--- Begin ---
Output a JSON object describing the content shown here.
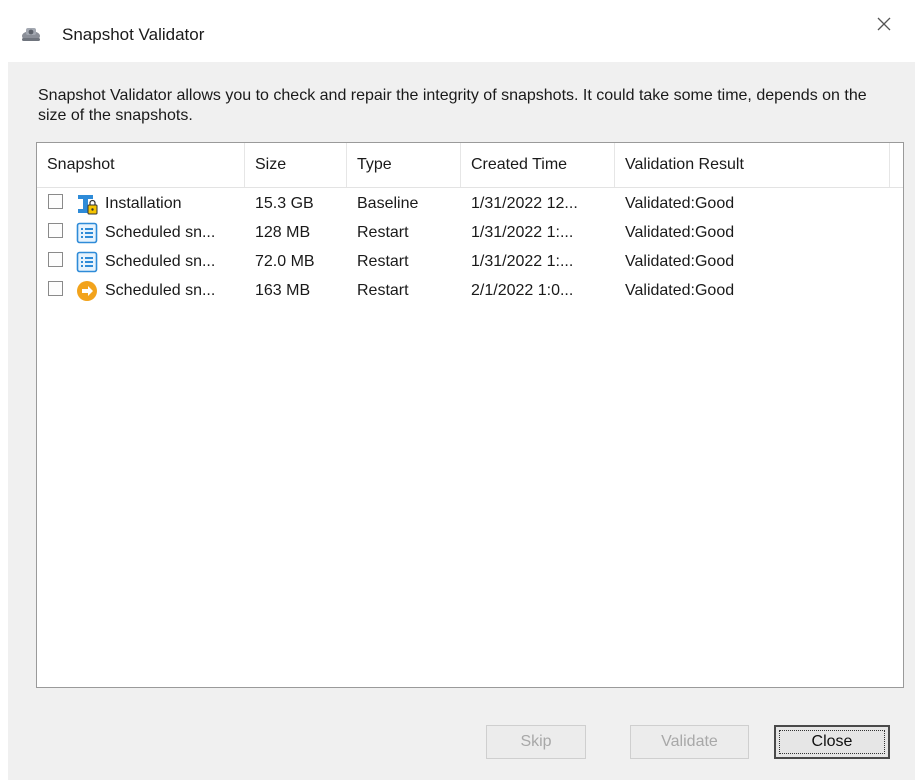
{
  "window": {
    "title": "Snapshot Validator",
    "icon": "snapshot-camera-icon",
    "close_glyph": "×"
  },
  "description": "Snapshot Validator allows you to check and repair the integrity of snapshots. It could take some time, depends on the size of the snapshots.",
  "table": {
    "columns": [
      "Snapshot",
      "Size",
      "Type",
      "Created Time",
      "Validation Result"
    ],
    "rows": [
      {
        "checked": false,
        "icon": "installation-lock-icon",
        "name": "Installation",
        "size": "15.3 GB",
        "type": "Baseline",
        "created": "1/31/2022 12...",
        "result": "Validated:Good"
      },
      {
        "checked": false,
        "icon": "scheduled-list-icon",
        "name": "Scheduled sn...",
        "size": "128 MB",
        "type": "Restart",
        "created": "1/31/2022 1:...",
        "result": "Validated:Good"
      },
      {
        "checked": false,
        "icon": "scheduled-list-icon",
        "name": "Scheduled sn...",
        "size": "72.0 MB",
        "type": "Restart",
        "created": "1/31/2022 1:...",
        "result": "Validated:Good"
      },
      {
        "checked": false,
        "icon": "restart-arrow-icon",
        "name": "Scheduled sn...",
        "size": "163 MB",
        "type": "Restart",
        "created": "2/1/2022 1:0...",
        "result": "Validated:Good"
      }
    ]
  },
  "buttons": {
    "skip": {
      "label": "Skip",
      "enabled": false
    },
    "validate": {
      "label": "Validate",
      "enabled": false
    },
    "close": {
      "label": "Close",
      "enabled": true
    }
  },
  "colors": {
    "client_bg": "#f0f0f0",
    "icon_blue": "#2e8bd8",
    "icon_orange": "#f2a31c",
    "lock_yellow": "#f5c400"
  }
}
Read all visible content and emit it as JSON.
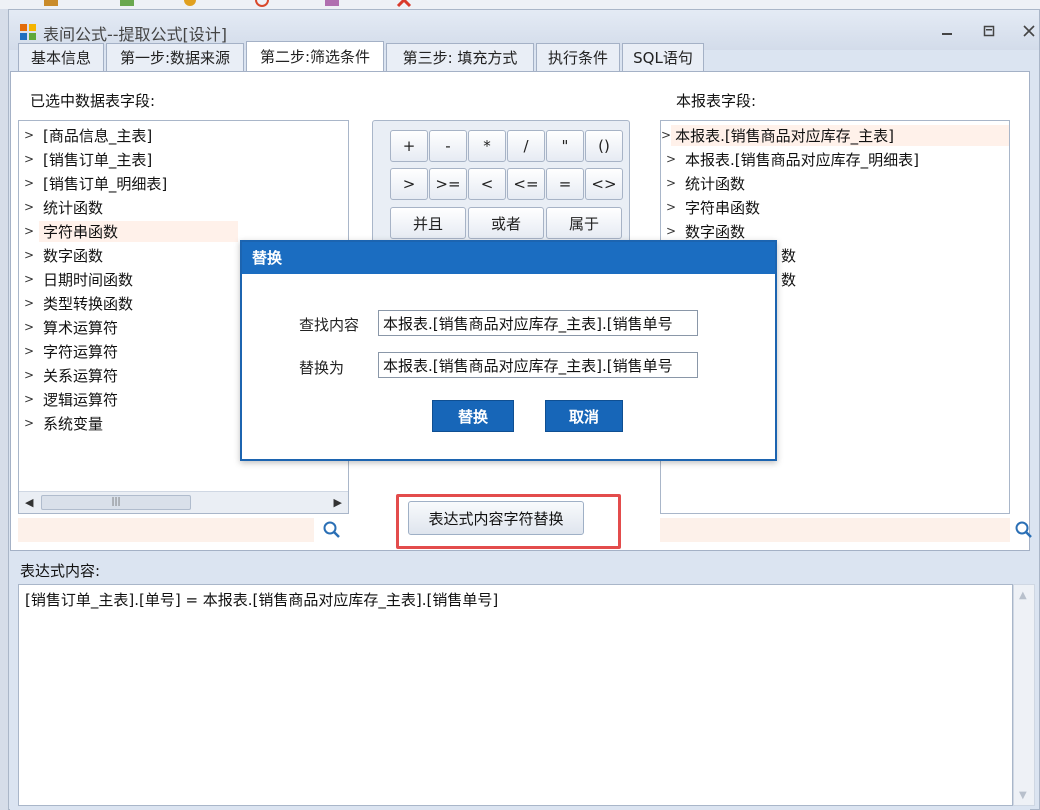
{
  "window": {
    "title": "表间公式--提取公式[设计]"
  },
  "tabs": [
    {
      "label": "基本信息",
      "active": false
    },
    {
      "label": "第一步:数据来源",
      "active": false
    },
    {
      "label": "第二步:筛选条件",
      "active": true
    },
    {
      "label": "第三步: 填充方式",
      "active": false
    },
    {
      "label": "执行条件",
      "active": false
    },
    {
      "label": "SQL语句",
      "active": false
    }
  ],
  "left_panel": {
    "label": "已选中数据表字段:",
    "items": [
      "[商品信息_主表]",
      "[销售订单_主表]",
      "[销售订单_明细表]",
      "统计函数",
      "字符串函数",
      "数字函数",
      "日期时间函数",
      "类型转换函数",
      "算术运算符",
      "字符运算符",
      "关系运算符",
      "逻辑运算符",
      "系统变量"
    ],
    "highlighted_index": 4,
    "search_value": ""
  },
  "operators": {
    "row1": [
      "+",
      "-",
      "*",
      "/",
      "\"",
      "()"
    ],
    "row2": [
      ">",
      ">=",
      "<",
      "<=",
      "=",
      "<>"
    ],
    "row3": [
      "并且",
      "或者",
      "属于"
    ]
  },
  "right_panel": {
    "label": "本报表字段:",
    "items": [
      "本报表.[销售商品对应库存_主表]",
      "本报表.[销售商品对应库存_明细表]",
      "统计函数",
      "字符串函数",
      "数字函数",
      "数",
      "数"
    ],
    "highlighted_index": 0,
    "search_value": ""
  },
  "replace_trigger_label": "表达式内容字符替换",
  "expression": {
    "label": "表达式内容:",
    "value": "[销售订单_主表].[单号] = 本报表.[销售商品对应库存_主表].[销售单号]"
  },
  "dialog": {
    "title": "替换",
    "find_label": "查找内容",
    "find_value": "本报表.[销售商品对应库存_主表].[销售单号",
    "replace_label": "替换为",
    "replace_value": "本报表.[销售商品对应库存_主表].[销售单号",
    "ok_label": "替换",
    "cancel_label": "取消"
  },
  "colors": {
    "dialog_accent": "#1b6dc1",
    "highlight": "#fff1ea",
    "callout": "#e34c4c"
  }
}
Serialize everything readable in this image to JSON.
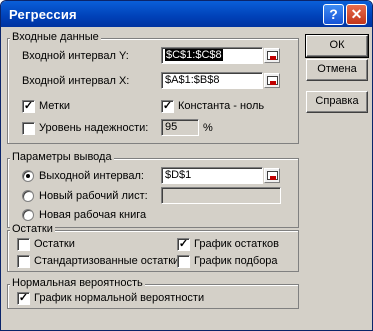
{
  "window": {
    "title": "Регрессия",
    "help_glyph": "?",
    "close_glyph": "✕"
  },
  "input_group": {
    "label": "Входные данные",
    "y_range_label": "Входной интервал Y:",
    "y_range_value": "$C$1:$C$8",
    "x_range_label": "Входной интервал X:",
    "x_range_value": "$A$1:$B$8",
    "labels_checkbox": {
      "label": "Метки",
      "checked": true
    },
    "constant_zero_checkbox": {
      "label": "Константа - ноль",
      "checked": true
    },
    "confidence_checkbox": {
      "label": "Уровень надежности:",
      "checked": false
    },
    "confidence_value": "95",
    "confidence_unit": "%"
  },
  "output_group": {
    "label": "Параметры вывода",
    "output_range_radio": {
      "label": "Выходной интервал:",
      "selected": true
    },
    "output_range_value": "$D$1",
    "new_sheet_radio": {
      "label": "Новый рабочий лист:",
      "selected": false
    },
    "new_sheet_value": "",
    "new_book_radio": {
      "label": "Новая рабочая книга",
      "selected": false
    }
  },
  "residuals_group": {
    "label": "Остатки",
    "residuals": {
      "label": "Остатки",
      "checked": false
    },
    "standardized_residuals": {
      "label": "Стандартизованные остатки",
      "checked": false
    },
    "residual_plots": {
      "label": "График остатков",
      "checked": true
    },
    "line_fit_plots": {
      "label": "График подбора",
      "checked": false
    }
  },
  "normal_group": {
    "label": "Нормальная вероятность",
    "normal_plot": {
      "label": "График нормальной вероятности",
      "checked": true
    }
  },
  "buttons": {
    "ok": "ОК",
    "cancel": "Отмена",
    "help": "Справка"
  }
}
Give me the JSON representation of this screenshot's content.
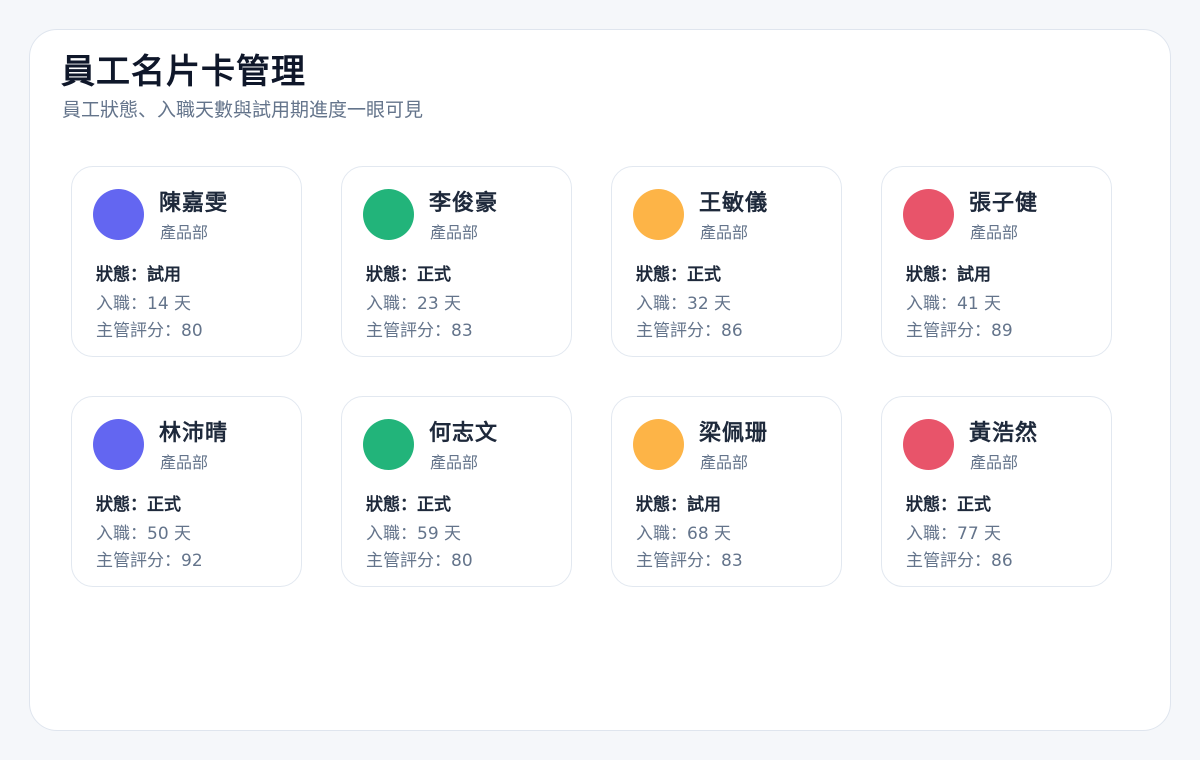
{
  "header": {
    "title": "員工名片卡管理",
    "subtitle": "員工狀態、入職天數與試用期進度一眼可見"
  },
  "labels": {
    "status_prefix": "狀態：",
    "joined_prefix": "入職：",
    "joined_suffix": " 天",
    "score_prefix": "主管評分："
  },
  "colors": {
    "indigo": "#6366f1",
    "green": "#22b47a",
    "amber": "#fdb447",
    "red": "#e8546a"
  },
  "employees": [
    {
      "name": "陳嘉雯",
      "dept": "產品部",
      "status": "試用",
      "days": "14",
      "score": "80",
      "avatar_color": "#6366f1"
    },
    {
      "name": "李俊豪",
      "dept": "產品部",
      "status": "正式",
      "days": "23",
      "score": "83",
      "avatar_color": "#22b47a"
    },
    {
      "name": "王敏儀",
      "dept": "產品部",
      "status": "正式",
      "days": "32",
      "score": "86",
      "avatar_color": "#fdb447"
    },
    {
      "name": "張子健",
      "dept": "產品部",
      "status": "試用",
      "days": "41",
      "score": "89",
      "avatar_color": "#e8546a"
    },
    {
      "name": "林沛晴",
      "dept": "產品部",
      "status": "正式",
      "days": "50",
      "score": "92",
      "avatar_color": "#6366f1"
    },
    {
      "name": "何志文",
      "dept": "產品部",
      "status": "正式",
      "days": "59",
      "score": "80",
      "avatar_color": "#22b47a"
    },
    {
      "name": "梁佩珊",
      "dept": "產品部",
      "status": "試用",
      "days": "68",
      "score": "83",
      "avatar_color": "#fdb447"
    },
    {
      "name": "黃浩然",
      "dept": "產品部",
      "status": "正式",
      "days": "77",
      "score": "86",
      "avatar_color": "#e8546a"
    }
  ]
}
--- End ---
Lines from the records above that hold "Validator" are the ones to list.

• **CORRECT ANSWER**:
    "title": "Snapshot Validator",
  "description": "Snapshot Validator allows you to check and repair the integrity of snapshots. It could take some time, depends on the size of the snapshots.",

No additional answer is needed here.